→ PROMPT
Please copy every line from the following entries in which the word "data" appears.
*** Begin section ***
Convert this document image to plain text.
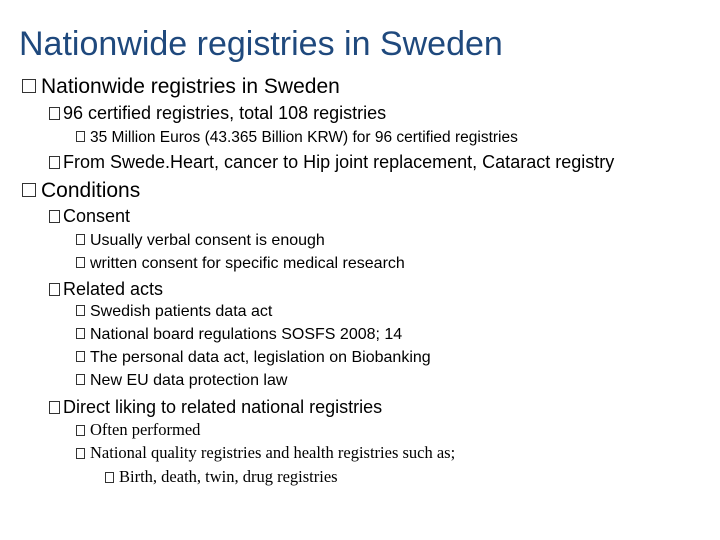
Nationwide registries in Sweden
Nationwide registries in Sweden
96 certified registries, total 108 registries
35 Million Euros (43.365 Billion KRW) for 96 certified registries
From Swede.Heart, cancer to Hip joint replacement, Cataract registry
Conditions
Consent
Usually verbal consent is enough
written consent for specific medical research
Related acts
Swedish patients data act
National board regulations SOSFS 2008; 14
The personal data act, legislation on Biobanking
New EU data protection law
Direct liking to related national registries
Often performed
National quality registries and health registries such as;
Birth, death, twin, drug registries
*** End section ***
→ ANSWER
Swedish patients data act
The personal data act, legislation on Biobanking
New EU data protection law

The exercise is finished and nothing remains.